The problem |
Report how many lines of the listing below include the word "Sessions". Give nothing but the number.

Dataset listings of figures
<<<<

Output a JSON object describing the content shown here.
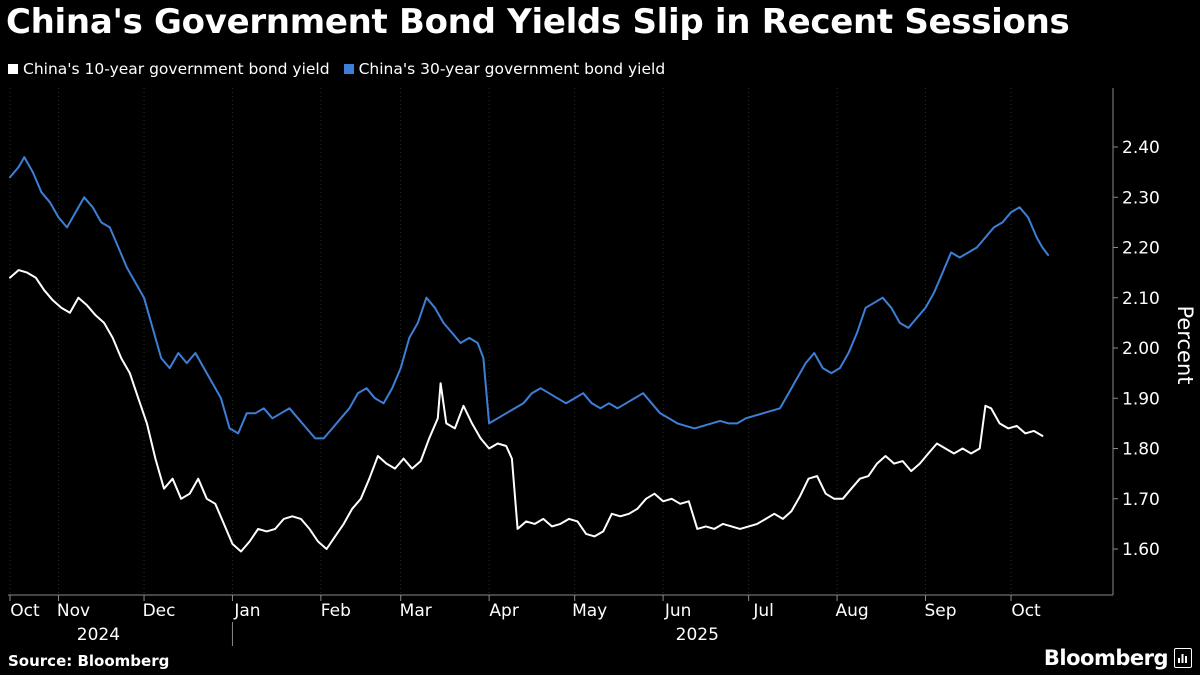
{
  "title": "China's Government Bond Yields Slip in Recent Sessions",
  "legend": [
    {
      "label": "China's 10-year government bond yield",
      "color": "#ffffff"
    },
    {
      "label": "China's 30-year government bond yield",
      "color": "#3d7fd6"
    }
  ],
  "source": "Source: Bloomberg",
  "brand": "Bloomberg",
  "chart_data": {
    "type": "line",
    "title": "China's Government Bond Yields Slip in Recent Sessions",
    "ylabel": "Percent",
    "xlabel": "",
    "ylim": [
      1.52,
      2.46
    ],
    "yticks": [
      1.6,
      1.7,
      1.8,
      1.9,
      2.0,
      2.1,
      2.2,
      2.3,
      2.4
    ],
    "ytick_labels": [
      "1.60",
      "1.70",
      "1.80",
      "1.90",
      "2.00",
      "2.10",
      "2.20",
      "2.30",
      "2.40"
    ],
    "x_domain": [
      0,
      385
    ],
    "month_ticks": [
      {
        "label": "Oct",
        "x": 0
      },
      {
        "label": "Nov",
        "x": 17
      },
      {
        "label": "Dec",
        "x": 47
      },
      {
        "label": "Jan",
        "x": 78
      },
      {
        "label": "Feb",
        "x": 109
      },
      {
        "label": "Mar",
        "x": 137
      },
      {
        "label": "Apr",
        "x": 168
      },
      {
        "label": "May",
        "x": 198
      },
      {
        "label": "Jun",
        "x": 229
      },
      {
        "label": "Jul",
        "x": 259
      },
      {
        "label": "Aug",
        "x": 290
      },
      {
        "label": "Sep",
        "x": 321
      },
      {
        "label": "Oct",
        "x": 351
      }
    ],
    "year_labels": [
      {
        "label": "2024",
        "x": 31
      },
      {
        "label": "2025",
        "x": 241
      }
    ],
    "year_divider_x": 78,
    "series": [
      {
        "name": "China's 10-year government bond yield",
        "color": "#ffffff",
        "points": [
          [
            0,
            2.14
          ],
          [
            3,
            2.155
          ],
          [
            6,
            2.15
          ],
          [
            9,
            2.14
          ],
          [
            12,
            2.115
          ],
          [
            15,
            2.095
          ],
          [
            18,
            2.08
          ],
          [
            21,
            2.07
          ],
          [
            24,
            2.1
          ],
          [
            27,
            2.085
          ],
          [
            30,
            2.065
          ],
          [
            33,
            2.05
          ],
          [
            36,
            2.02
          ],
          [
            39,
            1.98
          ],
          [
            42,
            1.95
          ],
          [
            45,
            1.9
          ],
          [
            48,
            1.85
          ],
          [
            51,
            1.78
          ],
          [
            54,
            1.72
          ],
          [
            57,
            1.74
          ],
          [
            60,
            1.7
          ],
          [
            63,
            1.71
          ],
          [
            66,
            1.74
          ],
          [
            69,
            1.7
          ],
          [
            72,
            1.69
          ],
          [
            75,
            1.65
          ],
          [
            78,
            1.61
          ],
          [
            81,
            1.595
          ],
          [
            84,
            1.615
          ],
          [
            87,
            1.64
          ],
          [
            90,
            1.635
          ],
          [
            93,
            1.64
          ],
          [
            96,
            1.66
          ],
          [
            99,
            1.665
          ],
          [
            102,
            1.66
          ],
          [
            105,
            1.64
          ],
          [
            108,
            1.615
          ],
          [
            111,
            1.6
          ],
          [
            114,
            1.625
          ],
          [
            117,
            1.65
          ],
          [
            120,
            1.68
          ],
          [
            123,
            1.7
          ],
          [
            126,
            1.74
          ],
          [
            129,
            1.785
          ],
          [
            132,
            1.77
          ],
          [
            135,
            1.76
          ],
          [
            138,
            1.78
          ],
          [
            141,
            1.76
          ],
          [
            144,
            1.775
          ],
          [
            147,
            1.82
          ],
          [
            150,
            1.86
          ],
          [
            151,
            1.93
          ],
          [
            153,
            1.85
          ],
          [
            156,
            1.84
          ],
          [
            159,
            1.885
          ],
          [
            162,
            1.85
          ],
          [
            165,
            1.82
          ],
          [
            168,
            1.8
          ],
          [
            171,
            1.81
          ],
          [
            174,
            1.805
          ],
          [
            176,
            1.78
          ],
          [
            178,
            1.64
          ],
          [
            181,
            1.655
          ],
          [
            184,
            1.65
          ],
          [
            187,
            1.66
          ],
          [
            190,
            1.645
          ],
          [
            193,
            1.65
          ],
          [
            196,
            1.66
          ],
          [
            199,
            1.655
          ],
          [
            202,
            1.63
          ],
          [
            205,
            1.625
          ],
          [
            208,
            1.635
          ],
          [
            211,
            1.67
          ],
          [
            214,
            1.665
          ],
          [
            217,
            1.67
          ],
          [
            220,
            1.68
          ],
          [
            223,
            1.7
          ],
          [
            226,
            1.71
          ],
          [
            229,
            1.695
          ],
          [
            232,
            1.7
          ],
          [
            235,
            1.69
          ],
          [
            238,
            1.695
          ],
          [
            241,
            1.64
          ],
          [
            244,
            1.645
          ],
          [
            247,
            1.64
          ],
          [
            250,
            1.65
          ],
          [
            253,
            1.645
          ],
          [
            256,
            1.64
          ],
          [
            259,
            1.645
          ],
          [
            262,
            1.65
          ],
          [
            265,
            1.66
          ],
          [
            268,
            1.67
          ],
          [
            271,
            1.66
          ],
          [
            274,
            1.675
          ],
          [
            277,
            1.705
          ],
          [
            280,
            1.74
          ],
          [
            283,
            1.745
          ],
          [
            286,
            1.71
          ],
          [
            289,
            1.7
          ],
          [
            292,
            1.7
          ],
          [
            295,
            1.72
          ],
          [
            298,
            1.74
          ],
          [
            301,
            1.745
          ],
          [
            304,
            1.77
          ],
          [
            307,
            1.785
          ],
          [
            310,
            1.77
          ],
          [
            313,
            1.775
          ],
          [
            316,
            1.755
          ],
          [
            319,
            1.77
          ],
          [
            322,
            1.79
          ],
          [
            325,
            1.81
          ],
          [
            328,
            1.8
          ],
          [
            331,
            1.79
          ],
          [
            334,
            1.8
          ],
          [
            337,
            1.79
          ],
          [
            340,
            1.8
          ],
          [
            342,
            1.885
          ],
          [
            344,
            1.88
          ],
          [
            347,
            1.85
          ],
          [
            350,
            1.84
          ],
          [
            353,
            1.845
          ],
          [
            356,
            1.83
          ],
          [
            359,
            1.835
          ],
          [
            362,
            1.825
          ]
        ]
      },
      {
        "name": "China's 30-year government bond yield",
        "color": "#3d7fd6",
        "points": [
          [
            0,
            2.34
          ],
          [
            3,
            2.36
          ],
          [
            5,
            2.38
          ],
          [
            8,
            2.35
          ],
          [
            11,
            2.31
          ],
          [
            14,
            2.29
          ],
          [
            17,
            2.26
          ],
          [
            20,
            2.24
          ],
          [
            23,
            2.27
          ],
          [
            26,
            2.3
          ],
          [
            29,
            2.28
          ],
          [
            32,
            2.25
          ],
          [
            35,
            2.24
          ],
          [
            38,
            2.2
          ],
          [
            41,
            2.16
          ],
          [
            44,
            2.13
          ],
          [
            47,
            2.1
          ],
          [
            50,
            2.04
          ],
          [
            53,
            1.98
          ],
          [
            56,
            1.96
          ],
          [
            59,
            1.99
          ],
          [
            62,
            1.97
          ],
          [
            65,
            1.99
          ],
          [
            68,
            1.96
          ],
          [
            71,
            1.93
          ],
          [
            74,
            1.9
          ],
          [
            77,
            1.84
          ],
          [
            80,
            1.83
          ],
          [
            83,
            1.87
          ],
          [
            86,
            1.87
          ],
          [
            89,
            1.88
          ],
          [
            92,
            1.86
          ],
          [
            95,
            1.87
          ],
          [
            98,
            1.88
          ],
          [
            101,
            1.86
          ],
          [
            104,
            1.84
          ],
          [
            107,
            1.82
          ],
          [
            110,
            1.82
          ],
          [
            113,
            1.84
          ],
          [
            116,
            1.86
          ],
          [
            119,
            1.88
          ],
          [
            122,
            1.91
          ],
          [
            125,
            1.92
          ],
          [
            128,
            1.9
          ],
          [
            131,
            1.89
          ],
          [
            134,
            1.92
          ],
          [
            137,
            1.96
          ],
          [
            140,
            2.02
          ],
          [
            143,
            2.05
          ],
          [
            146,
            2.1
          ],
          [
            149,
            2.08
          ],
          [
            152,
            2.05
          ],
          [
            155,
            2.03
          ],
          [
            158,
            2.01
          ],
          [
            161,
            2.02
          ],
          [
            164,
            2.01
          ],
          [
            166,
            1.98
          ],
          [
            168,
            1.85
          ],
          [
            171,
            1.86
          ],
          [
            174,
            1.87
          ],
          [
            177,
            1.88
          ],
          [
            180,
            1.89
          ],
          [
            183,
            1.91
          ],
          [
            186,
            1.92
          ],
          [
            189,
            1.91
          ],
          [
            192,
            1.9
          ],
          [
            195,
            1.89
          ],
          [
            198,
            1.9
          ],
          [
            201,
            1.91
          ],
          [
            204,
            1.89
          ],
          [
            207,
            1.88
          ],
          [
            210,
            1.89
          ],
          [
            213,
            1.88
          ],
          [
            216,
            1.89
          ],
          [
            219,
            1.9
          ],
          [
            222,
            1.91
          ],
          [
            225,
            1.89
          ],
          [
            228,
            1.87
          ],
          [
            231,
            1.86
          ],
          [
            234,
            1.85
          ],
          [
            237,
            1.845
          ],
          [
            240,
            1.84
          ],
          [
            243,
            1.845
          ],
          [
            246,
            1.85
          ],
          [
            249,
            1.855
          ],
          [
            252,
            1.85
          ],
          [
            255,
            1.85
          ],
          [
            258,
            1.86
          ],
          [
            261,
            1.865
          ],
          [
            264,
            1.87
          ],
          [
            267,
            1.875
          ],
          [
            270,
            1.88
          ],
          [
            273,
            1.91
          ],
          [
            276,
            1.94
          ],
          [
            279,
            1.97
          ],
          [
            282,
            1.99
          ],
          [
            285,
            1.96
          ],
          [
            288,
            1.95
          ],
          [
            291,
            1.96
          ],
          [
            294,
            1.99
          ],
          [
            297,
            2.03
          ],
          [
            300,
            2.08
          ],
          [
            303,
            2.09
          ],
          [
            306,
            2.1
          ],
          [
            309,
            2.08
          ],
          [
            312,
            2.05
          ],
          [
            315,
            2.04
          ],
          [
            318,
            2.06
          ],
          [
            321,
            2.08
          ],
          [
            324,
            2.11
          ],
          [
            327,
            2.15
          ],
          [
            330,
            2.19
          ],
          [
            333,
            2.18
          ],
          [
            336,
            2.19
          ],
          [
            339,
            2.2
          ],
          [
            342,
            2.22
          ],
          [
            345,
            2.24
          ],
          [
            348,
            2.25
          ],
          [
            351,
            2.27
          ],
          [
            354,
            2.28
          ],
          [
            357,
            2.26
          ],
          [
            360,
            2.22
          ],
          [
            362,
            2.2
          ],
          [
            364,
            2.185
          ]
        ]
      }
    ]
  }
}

>>>>

Solution for this exercise |
2